◆ Stated exercise: Find all lines in the records that include the word "Login", and copy them out.

◆ Data for this task:
-*-*-

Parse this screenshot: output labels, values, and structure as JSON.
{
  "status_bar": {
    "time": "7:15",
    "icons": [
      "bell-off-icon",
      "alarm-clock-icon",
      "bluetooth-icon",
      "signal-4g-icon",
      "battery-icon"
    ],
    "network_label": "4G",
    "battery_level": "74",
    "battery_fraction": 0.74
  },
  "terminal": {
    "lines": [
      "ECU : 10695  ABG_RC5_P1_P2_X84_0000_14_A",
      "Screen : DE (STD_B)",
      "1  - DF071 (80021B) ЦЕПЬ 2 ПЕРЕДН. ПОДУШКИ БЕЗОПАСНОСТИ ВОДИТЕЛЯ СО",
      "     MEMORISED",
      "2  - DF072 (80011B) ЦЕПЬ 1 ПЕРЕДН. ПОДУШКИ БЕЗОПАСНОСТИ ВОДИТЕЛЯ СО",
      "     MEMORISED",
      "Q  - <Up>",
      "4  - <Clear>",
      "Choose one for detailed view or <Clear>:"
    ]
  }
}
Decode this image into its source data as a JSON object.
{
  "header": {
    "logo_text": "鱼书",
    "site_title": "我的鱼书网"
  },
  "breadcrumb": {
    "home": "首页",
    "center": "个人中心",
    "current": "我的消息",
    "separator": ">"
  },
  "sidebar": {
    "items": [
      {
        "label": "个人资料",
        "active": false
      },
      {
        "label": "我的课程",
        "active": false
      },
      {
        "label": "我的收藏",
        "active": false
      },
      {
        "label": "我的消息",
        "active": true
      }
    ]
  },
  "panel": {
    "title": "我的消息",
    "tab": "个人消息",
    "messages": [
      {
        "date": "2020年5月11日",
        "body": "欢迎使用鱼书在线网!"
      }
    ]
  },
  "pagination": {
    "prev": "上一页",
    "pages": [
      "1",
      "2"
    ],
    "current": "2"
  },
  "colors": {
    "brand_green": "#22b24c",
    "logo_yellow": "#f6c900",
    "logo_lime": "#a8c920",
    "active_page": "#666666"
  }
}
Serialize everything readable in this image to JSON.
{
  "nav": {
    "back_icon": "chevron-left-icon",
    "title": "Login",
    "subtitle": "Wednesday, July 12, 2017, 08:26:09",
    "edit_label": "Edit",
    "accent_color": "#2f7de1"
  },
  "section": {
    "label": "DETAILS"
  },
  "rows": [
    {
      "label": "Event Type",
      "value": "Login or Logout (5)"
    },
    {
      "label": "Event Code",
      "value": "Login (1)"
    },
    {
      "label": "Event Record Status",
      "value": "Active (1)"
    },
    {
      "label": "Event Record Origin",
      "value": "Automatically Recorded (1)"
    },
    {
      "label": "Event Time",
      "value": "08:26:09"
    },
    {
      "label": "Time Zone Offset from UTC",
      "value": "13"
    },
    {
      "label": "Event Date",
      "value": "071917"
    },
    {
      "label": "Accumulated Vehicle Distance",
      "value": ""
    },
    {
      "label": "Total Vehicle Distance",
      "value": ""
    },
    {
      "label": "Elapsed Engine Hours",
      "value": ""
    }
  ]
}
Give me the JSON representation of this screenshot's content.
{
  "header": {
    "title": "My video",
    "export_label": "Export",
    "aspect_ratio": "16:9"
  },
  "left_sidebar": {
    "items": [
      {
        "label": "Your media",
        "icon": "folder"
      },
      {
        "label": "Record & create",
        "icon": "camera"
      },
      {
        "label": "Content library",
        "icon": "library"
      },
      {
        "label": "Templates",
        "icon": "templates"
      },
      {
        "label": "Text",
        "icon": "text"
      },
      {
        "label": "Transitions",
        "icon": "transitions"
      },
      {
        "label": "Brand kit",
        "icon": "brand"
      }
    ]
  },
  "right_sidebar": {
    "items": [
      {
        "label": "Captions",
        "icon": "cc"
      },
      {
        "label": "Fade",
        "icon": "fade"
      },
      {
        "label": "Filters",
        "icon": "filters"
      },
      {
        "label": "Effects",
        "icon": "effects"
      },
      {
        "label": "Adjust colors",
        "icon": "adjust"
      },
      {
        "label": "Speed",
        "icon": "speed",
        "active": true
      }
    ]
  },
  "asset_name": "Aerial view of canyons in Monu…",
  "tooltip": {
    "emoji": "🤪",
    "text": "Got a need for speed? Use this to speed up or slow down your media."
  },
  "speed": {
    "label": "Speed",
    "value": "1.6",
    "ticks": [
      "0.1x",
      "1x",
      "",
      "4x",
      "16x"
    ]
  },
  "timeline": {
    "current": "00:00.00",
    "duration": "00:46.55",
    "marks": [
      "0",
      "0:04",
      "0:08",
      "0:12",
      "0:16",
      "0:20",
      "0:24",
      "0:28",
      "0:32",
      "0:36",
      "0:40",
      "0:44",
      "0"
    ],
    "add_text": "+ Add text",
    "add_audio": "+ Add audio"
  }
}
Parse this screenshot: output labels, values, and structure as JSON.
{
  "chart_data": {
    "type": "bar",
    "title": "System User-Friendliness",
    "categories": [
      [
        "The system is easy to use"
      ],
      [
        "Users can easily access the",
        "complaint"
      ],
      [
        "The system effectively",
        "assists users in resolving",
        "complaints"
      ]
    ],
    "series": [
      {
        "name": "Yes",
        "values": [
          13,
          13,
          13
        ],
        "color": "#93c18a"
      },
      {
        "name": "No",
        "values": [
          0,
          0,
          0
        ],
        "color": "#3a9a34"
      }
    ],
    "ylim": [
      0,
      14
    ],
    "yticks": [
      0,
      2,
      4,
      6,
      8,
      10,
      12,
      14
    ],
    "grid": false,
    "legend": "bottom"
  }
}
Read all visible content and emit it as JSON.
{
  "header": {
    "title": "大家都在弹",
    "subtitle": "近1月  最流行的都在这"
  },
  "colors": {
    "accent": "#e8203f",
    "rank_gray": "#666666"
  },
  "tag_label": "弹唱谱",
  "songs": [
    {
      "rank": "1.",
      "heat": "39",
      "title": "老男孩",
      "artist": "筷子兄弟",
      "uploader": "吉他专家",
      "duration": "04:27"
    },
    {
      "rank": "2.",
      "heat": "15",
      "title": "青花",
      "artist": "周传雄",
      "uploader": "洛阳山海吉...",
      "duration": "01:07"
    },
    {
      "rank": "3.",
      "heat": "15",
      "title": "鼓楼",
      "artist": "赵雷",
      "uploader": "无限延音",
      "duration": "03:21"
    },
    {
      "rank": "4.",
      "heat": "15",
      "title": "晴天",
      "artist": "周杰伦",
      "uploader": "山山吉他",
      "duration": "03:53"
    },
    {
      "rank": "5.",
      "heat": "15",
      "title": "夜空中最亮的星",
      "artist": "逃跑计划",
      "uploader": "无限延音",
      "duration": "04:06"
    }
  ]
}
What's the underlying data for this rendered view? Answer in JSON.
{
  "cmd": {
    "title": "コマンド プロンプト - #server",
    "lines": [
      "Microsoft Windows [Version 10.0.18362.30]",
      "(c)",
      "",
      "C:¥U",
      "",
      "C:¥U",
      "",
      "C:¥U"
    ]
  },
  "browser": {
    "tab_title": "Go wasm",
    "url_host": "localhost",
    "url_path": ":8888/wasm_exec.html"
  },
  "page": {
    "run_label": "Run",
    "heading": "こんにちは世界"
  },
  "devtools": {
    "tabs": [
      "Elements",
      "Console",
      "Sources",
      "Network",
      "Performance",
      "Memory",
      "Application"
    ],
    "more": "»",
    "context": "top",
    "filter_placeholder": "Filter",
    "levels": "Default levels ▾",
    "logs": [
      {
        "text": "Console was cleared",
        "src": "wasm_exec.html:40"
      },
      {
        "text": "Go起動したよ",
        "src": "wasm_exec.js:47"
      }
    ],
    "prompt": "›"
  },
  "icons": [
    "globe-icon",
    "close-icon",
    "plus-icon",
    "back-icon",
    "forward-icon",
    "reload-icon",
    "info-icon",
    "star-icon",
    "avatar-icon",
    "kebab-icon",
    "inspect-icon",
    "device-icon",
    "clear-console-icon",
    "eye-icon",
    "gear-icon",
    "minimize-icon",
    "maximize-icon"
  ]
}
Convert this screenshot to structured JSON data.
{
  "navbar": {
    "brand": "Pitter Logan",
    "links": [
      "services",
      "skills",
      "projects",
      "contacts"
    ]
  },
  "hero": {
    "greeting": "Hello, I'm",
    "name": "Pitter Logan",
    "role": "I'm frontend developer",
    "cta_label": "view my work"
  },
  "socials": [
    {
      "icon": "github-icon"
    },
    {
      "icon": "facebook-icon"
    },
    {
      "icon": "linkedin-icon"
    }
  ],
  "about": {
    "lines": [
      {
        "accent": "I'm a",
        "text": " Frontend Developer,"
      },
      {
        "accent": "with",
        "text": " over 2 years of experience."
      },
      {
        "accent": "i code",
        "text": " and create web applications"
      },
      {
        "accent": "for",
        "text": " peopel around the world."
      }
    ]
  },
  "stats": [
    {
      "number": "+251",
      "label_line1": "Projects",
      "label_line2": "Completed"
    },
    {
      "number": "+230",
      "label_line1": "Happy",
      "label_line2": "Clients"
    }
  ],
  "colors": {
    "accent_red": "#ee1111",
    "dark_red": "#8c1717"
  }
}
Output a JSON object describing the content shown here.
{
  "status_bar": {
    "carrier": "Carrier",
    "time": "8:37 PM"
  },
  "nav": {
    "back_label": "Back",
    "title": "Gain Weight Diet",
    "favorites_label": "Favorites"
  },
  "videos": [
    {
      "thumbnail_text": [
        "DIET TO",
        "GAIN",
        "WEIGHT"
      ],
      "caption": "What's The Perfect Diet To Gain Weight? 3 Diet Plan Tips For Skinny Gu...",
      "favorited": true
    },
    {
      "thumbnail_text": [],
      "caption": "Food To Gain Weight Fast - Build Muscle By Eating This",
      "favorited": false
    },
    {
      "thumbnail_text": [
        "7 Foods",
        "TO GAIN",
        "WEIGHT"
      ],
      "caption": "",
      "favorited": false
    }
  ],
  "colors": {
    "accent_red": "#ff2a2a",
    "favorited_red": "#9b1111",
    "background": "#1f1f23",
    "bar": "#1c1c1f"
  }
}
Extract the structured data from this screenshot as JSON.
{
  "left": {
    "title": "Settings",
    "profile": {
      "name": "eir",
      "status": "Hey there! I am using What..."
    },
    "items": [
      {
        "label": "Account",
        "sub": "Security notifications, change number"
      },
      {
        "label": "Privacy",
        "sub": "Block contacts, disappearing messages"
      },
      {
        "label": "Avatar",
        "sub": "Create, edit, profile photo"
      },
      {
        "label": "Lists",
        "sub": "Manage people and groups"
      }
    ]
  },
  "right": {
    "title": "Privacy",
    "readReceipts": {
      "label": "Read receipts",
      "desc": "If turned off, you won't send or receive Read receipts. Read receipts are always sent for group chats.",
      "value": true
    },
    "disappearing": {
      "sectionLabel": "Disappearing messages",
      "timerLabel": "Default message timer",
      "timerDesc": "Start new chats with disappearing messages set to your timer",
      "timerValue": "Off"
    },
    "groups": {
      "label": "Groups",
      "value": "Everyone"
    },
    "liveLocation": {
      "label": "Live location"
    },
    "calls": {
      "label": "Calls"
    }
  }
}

-*-*-

◆ Result of the exercise:
    "title": "Login",
      "value": "Login or Logout (5)"
      "value": "Login (1)"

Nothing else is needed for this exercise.